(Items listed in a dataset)

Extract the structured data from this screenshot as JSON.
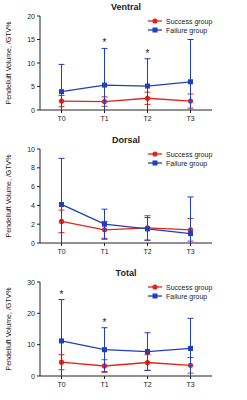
{
  "chart_data": [
    {
      "type": "line",
      "title": "Ventral",
      "y_label": "Pendelluft Volume, /GTV%",
      "categories": [
        "T0",
        "T1",
        "T2",
        "T3"
      ],
      "series": [
        {
          "name": "Success group",
          "color": "#e3241c",
          "marker": "circle",
          "values": [
            1.9,
            1.8,
            2.5,
            1.9
          ],
          "errors": [
            1.2,
            1.0,
            1.3,
            1.5
          ]
        },
        {
          "name": "Failure group",
          "color": "#1f3fbf",
          "marker": "square",
          "values": [
            3.9,
            5.3,
            5.1,
            6.0
          ],
          "errors": [
            5.8,
            7.8,
            5.8,
            9.0
          ]
        }
      ],
      "ylim": [
        0,
        20
      ],
      "yticks": [
        0,
        5,
        10,
        15,
        20
      ],
      "legend": "upper right",
      "annotations": [
        {
          "text": "*",
          "x": "T1"
        },
        {
          "text": "*",
          "x": "T2"
        }
      ]
    },
    {
      "type": "line",
      "title": "Dorsal",
      "y_label": "Pendelluft Volume, /GTV%",
      "categories": [
        "T0",
        "T1",
        "T2",
        "T3"
      ],
      "series": [
        {
          "name": "Success group",
          "color": "#e3241c",
          "marker": "circle",
          "values": [
            2.3,
            1.4,
            1.6,
            1.4
          ],
          "errors": [
            1.2,
            0.9,
            1.3,
            1.2
          ]
        },
        {
          "name": "Failure group",
          "color": "#1f3fbf",
          "marker": "square",
          "values": [
            4.1,
            2.0,
            1.5,
            1.0
          ],
          "errors": [
            4.9,
            1.6,
            1.2,
            3.9
          ]
        }
      ],
      "ylim": [
        0,
        10
      ],
      "yticks": [
        0,
        2,
        4,
        6,
        8,
        10
      ],
      "legend": "upper right"
    },
    {
      "type": "line",
      "title": "Total",
      "y_label": "Pendelluft Volume, /GTV%",
      "categories": [
        "T0",
        "T1",
        "T2",
        "T3"
      ],
      "series": [
        {
          "name": "Success group",
          "color": "#e3241c",
          "marker": "circle",
          "values": [
            4.4,
            3.2,
            4.3,
            3.4
          ],
          "errors": [
            2.4,
            2.0,
            2.5,
            2.5
          ]
        },
        {
          "name": "Failure group",
          "color": "#1f3fbf",
          "marker": "square",
          "values": [
            11.2,
            8.4,
            7.8,
            8.8
          ],
          "errors": [
            13.2,
            7.0,
            6.0,
            9.6
          ]
        }
      ],
      "ylim": [
        0,
        30
      ],
      "yticks": [
        0,
        10,
        20,
        30
      ],
      "legend": "upper right",
      "annotations": [
        {
          "text": "*",
          "x": "T0"
        },
        {
          "text": "*",
          "x": "T1"
        }
      ]
    }
  ]
}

▶ **WHAT YOU ARE ASKED TO DO**
Please write out all of the material above without changing a word, and omit any pictures.

▶ **TASK ANSWER**
Extract the structured data from this screenshot as JSON.
{
  "chart_data": [
    {
      "type": "line",
      "title": "Ventral",
      "y_label": "Pendelluft Volume, /GTV%",
      "categories": [
        "T0",
        "T1",
        "T2",
        "T3"
      ],
      "series": [
        {
          "name": "Success group",
          "color": "#e3241c",
          "marker": "circle",
          "values": [
            1.9,
            1.8,
            2.5,
            1.9
          ],
          "errors": [
            1.2,
            1.0,
            1.3,
            1.5
          ]
        },
        {
          "name": "Failure group",
          "color": "#1f3fbf",
          "marker": "square",
          "values": [
            3.9,
            5.3,
            5.1,
            6.0
          ],
          "errors": [
            5.8,
            7.8,
            5.8,
            9.0
          ]
        }
      ],
      "ylim": [
        0,
        20
      ],
      "yticks": [
        0,
        5,
        10,
        15,
        20
      ],
      "legend": "upper right",
      "annotations": [
        {
          "text": "*",
          "x": "T1"
        },
        {
          "text": "*",
          "x": "T2"
        }
      ]
    },
    {
      "type": "line",
      "title": "Dorsal",
      "y_label": "Pendelluft Volume, /GTV%",
      "categories": [
        "T0",
        "T1",
        "T2",
        "T3"
      ],
      "series": [
        {
          "name": "Success group",
          "color": "#e3241c",
          "marker": "circle",
          "values": [
            2.3,
            1.4,
            1.6,
            1.4
          ],
          "errors": [
            1.2,
            0.9,
            1.3,
            1.2
          ]
        },
        {
          "name": "Failure group",
          "color": "#1f3fbf",
          "marker": "square",
          "values": [
            4.1,
            2.0,
            1.5,
            1.0
          ],
          "errors": [
            4.9,
            1.6,
            1.2,
            3.9
          ]
        }
      ],
      "ylim": [
        0,
        10
      ],
      "yticks": [
        0,
        2,
        4,
        6,
        8,
        10
      ],
      "legend": "upper right"
    },
    {
      "type": "line",
      "title": "Total",
      "y_label": "Pendelluft Volume, /GTV%",
      "categories": [
        "T0",
        "T1",
        "T2",
        "T3"
      ],
      "series": [
        {
          "name": "Success group",
          "color": "#e3241c",
          "marker": "circle",
          "values": [
            4.4,
            3.2,
            4.3,
            3.4
          ],
          "errors": [
            2.4,
            2.0,
            2.5,
            2.5
          ]
        },
        {
          "name": "Failure group",
          "color": "#1f3fbf",
          "marker": "square",
          "values": [
            11.2,
            8.4,
            7.8,
            8.8
          ],
          "errors": [
            13.2,
            7.0,
            6.0,
            9.6
          ]
        }
      ],
      "ylim": [
        0,
        30
      ],
      "yticks": [
        0,
        10,
        20,
        30
      ],
      "legend": "upper right",
      "annotations": [
        {
          "text": "*",
          "x": "T0"
        },
        {
          "text": "*",
          "x": "T1"
        }
      ]
    }
  ]
}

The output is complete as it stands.